The problem: In the material below, count the lines with the word "Structure" and state that number only.

Material shown start

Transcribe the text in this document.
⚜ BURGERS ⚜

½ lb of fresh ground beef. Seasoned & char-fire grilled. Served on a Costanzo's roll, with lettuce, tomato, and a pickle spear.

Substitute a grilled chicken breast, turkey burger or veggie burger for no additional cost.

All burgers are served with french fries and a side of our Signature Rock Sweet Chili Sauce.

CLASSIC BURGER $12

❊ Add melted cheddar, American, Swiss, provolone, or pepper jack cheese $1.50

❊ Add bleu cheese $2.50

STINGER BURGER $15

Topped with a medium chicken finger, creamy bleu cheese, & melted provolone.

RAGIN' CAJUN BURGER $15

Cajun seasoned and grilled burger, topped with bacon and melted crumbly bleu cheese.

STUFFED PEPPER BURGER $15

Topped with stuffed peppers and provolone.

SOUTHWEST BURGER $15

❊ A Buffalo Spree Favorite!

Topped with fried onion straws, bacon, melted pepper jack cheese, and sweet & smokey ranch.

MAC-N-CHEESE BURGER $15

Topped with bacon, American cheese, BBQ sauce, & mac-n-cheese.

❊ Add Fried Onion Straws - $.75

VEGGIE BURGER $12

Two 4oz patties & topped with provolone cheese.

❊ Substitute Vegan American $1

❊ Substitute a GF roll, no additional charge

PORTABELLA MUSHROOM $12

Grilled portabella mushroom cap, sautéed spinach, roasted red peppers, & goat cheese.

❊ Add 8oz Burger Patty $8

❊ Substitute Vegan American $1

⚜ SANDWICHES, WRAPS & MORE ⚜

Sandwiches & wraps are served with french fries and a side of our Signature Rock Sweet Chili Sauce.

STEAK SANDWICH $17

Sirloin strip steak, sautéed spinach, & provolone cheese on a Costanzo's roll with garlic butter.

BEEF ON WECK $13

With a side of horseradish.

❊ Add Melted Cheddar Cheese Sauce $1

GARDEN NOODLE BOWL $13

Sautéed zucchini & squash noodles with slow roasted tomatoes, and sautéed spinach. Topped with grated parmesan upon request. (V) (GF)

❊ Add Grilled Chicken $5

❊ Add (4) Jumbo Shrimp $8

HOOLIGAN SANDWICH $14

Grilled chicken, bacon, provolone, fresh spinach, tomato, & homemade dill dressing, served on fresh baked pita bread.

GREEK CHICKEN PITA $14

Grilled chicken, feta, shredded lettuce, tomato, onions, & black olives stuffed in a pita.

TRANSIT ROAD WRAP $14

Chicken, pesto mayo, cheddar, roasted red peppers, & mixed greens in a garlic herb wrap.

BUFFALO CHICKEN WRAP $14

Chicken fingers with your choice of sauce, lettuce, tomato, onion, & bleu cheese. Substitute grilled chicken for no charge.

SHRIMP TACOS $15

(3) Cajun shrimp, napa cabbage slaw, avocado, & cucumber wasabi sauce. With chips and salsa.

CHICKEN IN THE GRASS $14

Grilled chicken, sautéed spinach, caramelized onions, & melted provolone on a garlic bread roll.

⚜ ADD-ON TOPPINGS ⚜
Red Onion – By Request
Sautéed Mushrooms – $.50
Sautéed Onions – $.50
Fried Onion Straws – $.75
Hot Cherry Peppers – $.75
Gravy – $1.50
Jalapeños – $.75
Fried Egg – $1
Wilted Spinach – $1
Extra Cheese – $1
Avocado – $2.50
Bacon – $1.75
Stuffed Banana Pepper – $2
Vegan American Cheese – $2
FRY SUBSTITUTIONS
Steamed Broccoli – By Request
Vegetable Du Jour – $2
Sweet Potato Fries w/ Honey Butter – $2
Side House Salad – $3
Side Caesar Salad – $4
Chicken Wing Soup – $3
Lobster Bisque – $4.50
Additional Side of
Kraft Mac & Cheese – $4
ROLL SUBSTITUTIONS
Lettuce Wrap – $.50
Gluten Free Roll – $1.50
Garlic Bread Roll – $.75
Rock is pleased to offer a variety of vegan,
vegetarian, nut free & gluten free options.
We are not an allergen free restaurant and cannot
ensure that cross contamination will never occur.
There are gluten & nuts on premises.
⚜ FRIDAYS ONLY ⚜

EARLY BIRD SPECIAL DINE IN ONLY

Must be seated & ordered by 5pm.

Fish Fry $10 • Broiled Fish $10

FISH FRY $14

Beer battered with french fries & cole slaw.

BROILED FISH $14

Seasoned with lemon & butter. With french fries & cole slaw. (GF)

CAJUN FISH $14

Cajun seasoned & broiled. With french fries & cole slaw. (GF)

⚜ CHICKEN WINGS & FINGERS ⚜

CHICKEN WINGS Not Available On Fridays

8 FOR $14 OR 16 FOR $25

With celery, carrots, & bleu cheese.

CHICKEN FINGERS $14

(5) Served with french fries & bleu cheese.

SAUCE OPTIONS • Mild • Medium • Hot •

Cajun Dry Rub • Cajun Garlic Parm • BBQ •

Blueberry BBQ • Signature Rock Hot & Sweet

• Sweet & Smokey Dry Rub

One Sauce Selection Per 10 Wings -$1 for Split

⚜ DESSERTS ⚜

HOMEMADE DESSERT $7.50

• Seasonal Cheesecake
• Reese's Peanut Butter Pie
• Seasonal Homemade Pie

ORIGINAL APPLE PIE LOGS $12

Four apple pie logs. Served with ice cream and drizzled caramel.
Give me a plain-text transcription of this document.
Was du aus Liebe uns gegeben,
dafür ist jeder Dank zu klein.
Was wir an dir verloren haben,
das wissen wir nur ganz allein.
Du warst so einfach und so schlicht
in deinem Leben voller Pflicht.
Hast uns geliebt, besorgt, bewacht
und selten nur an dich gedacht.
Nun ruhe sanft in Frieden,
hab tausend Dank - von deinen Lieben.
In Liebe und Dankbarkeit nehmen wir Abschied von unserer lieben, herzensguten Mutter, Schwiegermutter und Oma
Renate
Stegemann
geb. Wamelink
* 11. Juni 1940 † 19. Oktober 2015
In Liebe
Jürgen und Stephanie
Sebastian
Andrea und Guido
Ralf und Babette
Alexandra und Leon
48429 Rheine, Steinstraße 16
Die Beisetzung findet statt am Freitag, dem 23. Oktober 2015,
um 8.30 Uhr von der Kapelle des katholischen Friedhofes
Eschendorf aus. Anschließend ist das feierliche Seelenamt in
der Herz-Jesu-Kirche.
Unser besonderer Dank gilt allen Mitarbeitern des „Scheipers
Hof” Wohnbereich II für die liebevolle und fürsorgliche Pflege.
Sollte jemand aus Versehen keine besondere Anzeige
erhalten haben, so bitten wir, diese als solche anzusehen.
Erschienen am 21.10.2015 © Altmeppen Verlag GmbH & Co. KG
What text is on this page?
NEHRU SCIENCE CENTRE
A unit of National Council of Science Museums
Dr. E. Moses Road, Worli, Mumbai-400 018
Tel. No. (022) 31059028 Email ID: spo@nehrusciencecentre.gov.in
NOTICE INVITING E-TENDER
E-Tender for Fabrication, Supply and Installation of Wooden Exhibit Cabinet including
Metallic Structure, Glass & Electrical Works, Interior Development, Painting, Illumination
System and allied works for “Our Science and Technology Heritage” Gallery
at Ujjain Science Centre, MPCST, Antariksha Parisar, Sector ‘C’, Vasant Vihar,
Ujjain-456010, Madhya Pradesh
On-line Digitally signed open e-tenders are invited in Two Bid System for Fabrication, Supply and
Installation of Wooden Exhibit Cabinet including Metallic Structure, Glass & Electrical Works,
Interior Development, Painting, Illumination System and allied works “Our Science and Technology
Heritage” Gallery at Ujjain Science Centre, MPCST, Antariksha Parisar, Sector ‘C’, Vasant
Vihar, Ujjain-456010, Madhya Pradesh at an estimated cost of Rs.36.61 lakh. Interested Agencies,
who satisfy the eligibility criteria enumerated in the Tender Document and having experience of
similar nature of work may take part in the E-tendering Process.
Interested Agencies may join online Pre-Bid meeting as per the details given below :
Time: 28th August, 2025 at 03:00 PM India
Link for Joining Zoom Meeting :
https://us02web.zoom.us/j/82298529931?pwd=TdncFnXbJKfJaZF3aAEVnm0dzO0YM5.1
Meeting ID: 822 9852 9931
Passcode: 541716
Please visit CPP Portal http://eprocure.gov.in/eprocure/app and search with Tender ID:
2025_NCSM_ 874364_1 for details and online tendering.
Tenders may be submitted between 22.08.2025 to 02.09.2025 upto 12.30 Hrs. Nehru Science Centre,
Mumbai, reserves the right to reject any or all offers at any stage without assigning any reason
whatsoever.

Material shown end

Result: 2